> Record set
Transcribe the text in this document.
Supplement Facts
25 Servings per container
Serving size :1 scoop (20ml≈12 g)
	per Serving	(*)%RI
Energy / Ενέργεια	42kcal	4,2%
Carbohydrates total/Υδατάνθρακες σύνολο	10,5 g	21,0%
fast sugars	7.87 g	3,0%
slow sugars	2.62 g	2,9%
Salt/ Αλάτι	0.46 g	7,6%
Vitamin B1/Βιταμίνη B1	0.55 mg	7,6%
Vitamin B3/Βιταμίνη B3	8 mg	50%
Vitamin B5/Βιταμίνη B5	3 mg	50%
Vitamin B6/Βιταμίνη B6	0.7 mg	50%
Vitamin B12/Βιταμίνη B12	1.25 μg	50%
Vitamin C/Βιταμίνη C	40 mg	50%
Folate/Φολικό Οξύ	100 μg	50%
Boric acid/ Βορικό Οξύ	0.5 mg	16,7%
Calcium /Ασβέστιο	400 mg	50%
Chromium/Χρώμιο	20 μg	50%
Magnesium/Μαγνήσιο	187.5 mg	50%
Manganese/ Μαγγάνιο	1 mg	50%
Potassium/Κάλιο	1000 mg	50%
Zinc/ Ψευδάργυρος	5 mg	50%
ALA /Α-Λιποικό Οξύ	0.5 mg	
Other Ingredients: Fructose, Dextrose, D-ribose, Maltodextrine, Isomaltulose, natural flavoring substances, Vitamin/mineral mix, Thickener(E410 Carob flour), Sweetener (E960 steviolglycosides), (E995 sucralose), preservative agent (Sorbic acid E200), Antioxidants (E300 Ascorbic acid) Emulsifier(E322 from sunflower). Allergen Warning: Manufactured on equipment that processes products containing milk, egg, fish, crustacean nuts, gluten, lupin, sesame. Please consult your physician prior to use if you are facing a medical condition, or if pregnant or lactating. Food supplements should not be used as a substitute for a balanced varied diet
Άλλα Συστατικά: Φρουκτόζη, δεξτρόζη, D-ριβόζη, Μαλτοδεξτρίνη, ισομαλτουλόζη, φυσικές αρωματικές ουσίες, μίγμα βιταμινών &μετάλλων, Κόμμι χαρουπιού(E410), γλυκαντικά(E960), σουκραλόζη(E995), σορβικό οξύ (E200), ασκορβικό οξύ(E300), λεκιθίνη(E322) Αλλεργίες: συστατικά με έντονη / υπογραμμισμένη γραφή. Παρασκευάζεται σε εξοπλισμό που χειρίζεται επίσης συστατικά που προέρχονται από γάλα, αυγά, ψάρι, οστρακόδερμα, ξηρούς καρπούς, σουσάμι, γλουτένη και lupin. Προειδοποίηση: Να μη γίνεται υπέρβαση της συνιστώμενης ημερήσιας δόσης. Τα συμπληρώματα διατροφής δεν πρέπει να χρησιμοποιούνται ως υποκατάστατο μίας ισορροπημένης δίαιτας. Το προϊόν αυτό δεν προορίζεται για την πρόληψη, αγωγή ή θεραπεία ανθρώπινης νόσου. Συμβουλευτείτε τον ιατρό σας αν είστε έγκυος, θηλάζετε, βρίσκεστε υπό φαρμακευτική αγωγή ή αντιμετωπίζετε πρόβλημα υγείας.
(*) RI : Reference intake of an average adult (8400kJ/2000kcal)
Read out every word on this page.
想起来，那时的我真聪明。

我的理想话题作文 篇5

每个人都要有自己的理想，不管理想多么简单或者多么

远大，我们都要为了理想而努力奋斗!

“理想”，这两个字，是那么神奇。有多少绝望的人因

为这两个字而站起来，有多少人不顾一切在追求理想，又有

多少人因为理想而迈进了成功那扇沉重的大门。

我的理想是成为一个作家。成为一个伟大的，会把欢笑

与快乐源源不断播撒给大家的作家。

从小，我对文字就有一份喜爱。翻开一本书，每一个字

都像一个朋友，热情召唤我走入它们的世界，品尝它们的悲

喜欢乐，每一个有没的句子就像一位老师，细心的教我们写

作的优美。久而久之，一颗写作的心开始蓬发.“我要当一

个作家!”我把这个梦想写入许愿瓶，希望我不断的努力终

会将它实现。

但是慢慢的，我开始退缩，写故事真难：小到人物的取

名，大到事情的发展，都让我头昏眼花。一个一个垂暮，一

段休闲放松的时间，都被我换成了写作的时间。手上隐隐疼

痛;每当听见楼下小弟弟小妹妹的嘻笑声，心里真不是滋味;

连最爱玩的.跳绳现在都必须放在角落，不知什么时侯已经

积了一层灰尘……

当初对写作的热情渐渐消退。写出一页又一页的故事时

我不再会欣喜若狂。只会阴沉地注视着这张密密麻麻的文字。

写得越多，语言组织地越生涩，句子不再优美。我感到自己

> Task details
Starting at the line that contains "Read out every word on this page.", retype each line through the end of the listing above and nothing else.

> Response
Read out every word on this page.
想起来，那时的我真聪明。

我的理想话题作文 篇5

每个人都要有自己的理想，不管理想多么简单或者多么

远大，我们都要为了理想而努力奋斗!

“理想”，这两个字，是那么神奇。有多少绝望的人因

为这两个字而站起来，有多少人不顾一切在追求理想，又有

多少人因为理想而迈进了成功那扇沉重的大门。

我的理想是成为一个作家。成为一个伟大的，会把欢笑

与快乐源源不断播撒给大家的作家。

从小，我对文字就有一份喜爱。翻开一本书，每一个字

都像一个朋友，热情召唤我走入它们的世界，品尝它们的悲

喜欢乐，每一个有没的句子就像一位老师，细心的教我们写

作的优美。久而久之，一颗写作的心开始蓬发.“我要当一

个作家!”我把这个梦想写入许愿瓶，希望我不断的努力终

会将它实现。

但是慢慢的，我开始退缩，写故事真难：小到人物的取

名，大到事情的发展，都让我头昏眼花。一个一个垂暮，一

段休闲放松的时间，都被我换成了写作的时间。手上隐隐疼

痛;每当听见楼下小弟弟小妹妹的嘻笑声，心里真不是滋味;

连最爱玩的.跳绳现在都必须放在角落，不知什么时侯已经

积了一层灰尘……

当初对写作的热情渐渐消退。写出一页又一页的故事时

我不再会欣喜若狂。只会阴沉地注视着这张密密麻麻的文字。

写得越多，语言组织地越生涩，句子不再优美。我感到自己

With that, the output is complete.